(Records from a dataset)

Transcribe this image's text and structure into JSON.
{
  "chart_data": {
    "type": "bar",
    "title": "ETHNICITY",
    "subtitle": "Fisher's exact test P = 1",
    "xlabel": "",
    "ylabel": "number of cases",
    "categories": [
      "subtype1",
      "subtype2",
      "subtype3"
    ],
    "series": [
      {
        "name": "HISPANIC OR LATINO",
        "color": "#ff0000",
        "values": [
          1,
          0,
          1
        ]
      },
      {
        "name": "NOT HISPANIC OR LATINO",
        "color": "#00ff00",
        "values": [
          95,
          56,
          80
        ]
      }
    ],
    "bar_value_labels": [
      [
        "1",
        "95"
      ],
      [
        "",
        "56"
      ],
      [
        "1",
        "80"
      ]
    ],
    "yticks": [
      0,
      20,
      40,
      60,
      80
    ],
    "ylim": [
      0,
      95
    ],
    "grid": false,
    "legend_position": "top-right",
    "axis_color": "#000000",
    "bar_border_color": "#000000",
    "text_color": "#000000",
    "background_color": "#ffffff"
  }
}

JOB:
Report the number of lines that include the string "LATINO"; return nothing but the count.

REPLY:
2